### REQUEST
Find each line with the word "text" and say how many there are, nothing else.

Dataset entries:
--

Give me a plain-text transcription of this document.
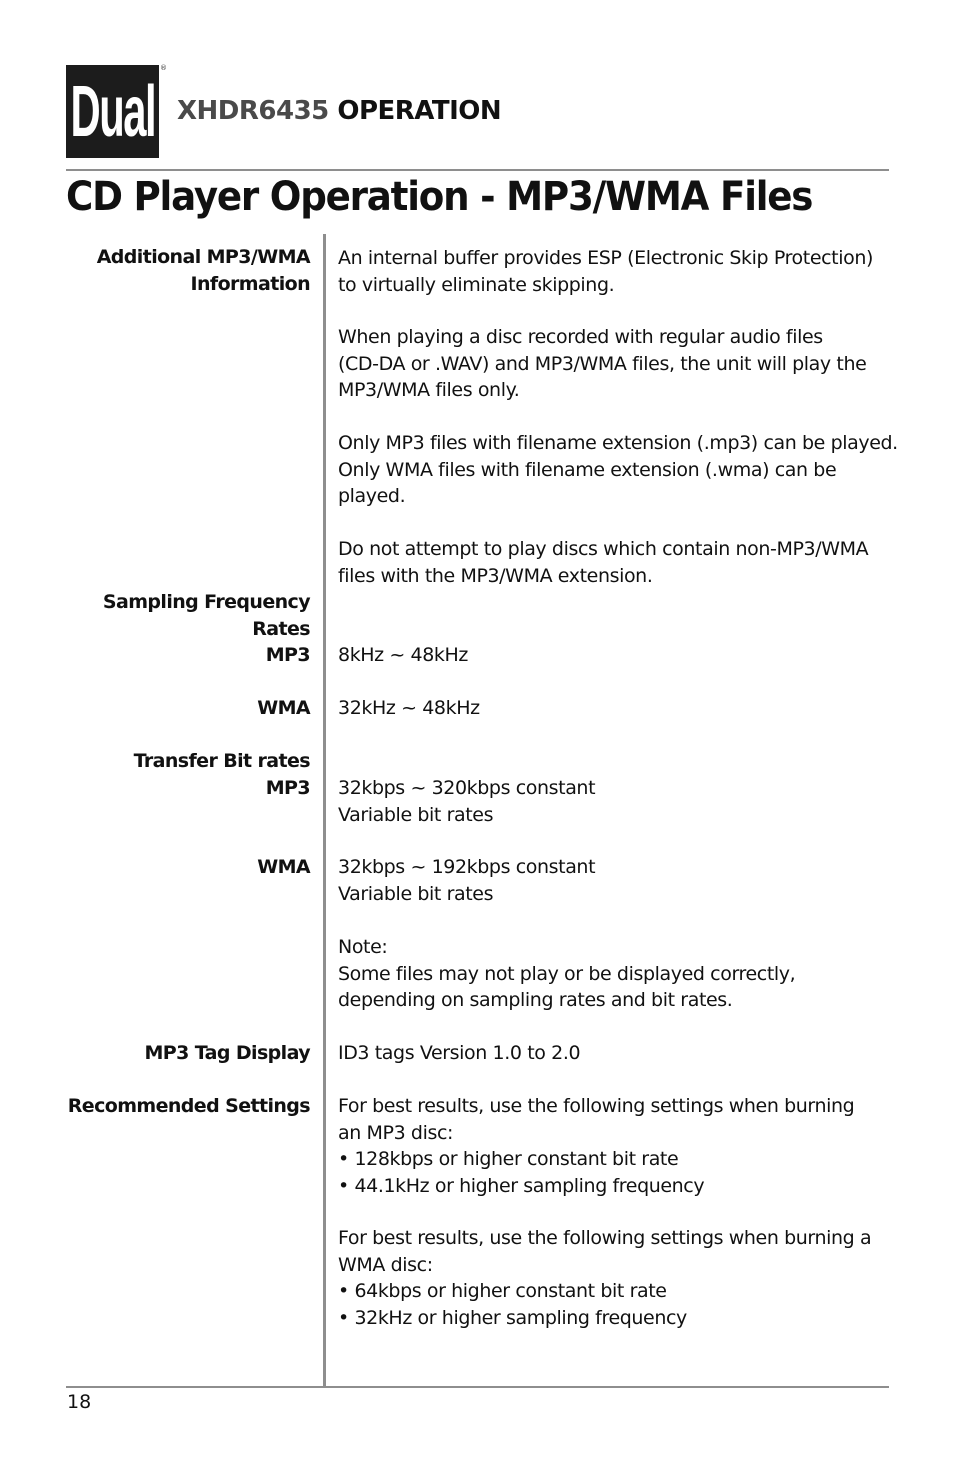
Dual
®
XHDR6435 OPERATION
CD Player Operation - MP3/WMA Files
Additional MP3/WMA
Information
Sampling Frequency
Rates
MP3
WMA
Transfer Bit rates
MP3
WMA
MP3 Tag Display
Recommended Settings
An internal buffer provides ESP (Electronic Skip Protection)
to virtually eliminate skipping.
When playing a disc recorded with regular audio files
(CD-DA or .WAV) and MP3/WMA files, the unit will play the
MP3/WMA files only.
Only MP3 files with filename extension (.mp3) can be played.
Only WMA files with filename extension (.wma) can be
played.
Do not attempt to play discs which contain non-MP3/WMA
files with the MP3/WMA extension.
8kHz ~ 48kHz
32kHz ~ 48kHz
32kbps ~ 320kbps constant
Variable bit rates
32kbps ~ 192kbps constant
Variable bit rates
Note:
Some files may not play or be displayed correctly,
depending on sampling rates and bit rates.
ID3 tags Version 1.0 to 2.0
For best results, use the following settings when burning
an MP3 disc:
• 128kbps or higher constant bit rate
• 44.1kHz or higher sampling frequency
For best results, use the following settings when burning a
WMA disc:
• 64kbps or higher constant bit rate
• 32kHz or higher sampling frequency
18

--

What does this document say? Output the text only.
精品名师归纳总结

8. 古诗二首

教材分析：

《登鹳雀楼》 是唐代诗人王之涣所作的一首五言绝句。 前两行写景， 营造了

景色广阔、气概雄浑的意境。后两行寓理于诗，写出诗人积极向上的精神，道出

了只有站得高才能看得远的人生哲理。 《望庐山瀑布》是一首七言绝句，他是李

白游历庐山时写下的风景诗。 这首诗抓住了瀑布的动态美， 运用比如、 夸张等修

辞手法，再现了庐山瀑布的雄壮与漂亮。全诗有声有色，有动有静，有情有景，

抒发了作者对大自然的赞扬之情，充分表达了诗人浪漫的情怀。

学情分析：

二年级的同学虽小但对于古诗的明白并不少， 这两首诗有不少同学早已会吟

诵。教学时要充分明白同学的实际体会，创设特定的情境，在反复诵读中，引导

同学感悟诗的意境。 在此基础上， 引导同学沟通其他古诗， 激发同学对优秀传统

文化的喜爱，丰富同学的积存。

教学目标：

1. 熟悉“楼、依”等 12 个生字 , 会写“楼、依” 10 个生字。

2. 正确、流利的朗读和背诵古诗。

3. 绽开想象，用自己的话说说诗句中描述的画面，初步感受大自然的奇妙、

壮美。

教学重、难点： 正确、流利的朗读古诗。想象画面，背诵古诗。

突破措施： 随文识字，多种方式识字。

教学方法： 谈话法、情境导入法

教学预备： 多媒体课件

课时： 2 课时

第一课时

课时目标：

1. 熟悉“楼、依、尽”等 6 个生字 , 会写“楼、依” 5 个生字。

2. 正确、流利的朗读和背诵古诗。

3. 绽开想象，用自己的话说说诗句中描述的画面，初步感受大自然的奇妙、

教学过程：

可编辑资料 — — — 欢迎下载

--

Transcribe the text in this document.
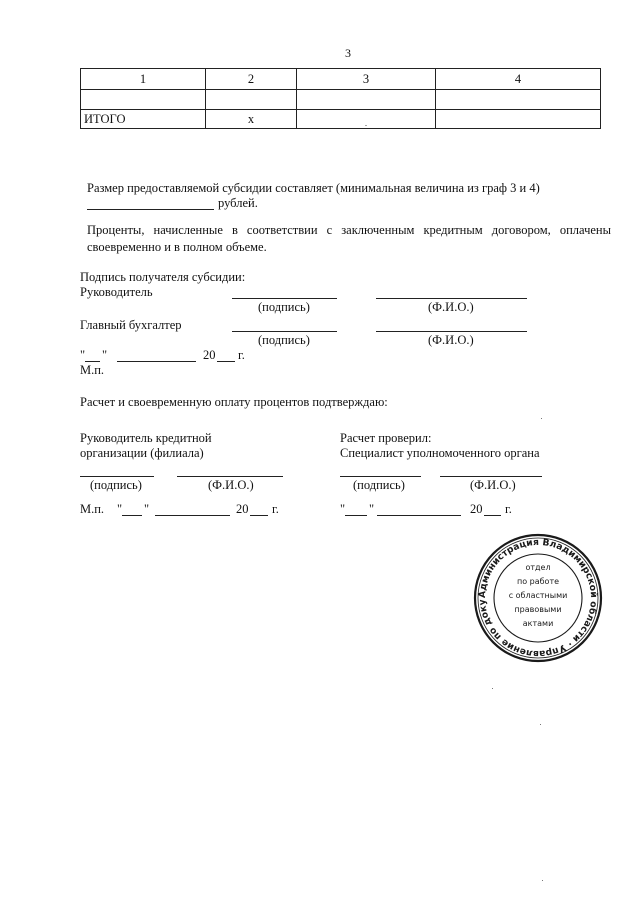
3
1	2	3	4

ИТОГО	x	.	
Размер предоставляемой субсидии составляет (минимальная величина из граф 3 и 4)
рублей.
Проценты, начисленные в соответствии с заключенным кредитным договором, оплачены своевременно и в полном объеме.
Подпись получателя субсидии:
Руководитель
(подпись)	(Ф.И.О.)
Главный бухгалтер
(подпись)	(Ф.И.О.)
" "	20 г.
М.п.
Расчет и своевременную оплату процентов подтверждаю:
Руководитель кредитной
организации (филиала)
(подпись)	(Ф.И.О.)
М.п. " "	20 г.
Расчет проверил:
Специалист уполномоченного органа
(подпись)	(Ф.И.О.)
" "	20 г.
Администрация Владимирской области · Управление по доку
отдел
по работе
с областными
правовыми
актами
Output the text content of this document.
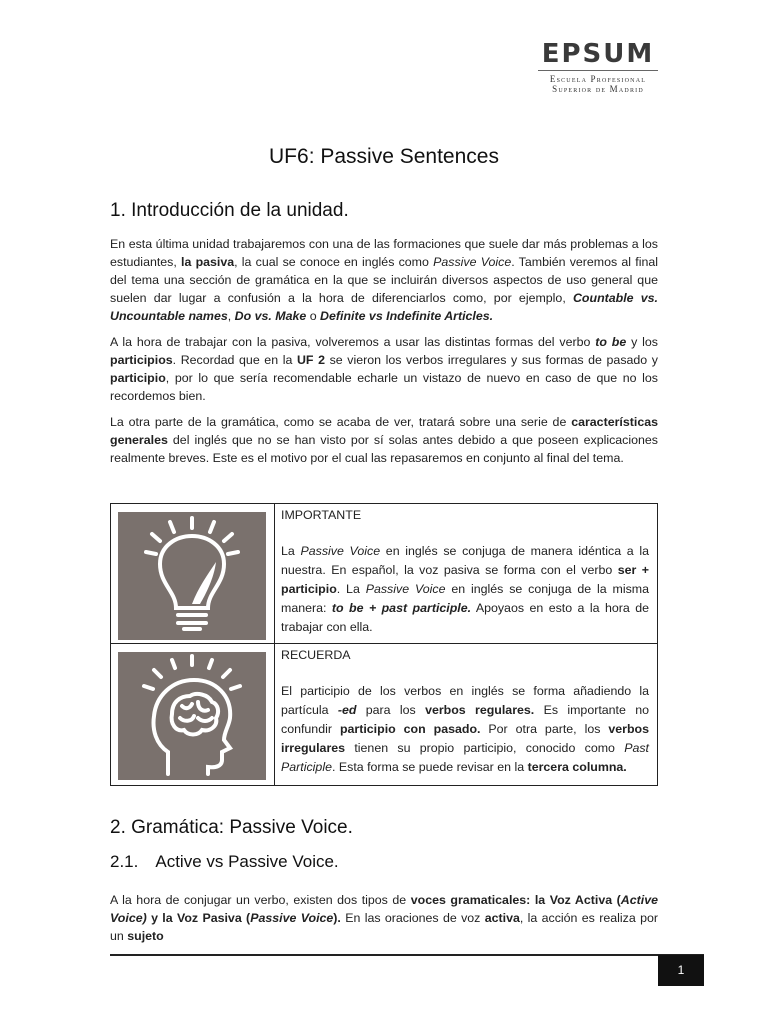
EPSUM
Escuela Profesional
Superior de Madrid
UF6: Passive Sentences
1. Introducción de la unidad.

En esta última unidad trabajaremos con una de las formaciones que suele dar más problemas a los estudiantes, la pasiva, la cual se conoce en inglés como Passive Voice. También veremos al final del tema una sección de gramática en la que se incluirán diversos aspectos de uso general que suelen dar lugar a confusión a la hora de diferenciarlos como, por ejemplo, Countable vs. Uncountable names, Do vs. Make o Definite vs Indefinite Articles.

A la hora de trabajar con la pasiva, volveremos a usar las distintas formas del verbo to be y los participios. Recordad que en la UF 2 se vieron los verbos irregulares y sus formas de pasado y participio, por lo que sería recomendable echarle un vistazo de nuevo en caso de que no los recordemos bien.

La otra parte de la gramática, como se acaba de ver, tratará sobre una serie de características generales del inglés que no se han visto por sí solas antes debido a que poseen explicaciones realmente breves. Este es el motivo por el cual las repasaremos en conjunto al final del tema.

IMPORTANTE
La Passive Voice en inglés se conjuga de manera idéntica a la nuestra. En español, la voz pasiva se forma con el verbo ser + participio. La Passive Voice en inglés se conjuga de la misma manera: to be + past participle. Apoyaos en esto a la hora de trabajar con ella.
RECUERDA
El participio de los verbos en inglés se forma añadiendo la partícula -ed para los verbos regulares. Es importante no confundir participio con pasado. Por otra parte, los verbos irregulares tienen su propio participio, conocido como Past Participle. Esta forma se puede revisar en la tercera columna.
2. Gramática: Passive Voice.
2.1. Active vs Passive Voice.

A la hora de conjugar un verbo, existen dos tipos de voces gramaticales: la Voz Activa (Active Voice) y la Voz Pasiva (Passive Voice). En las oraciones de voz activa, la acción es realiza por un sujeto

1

--

### EXERCISE SOLUTION
4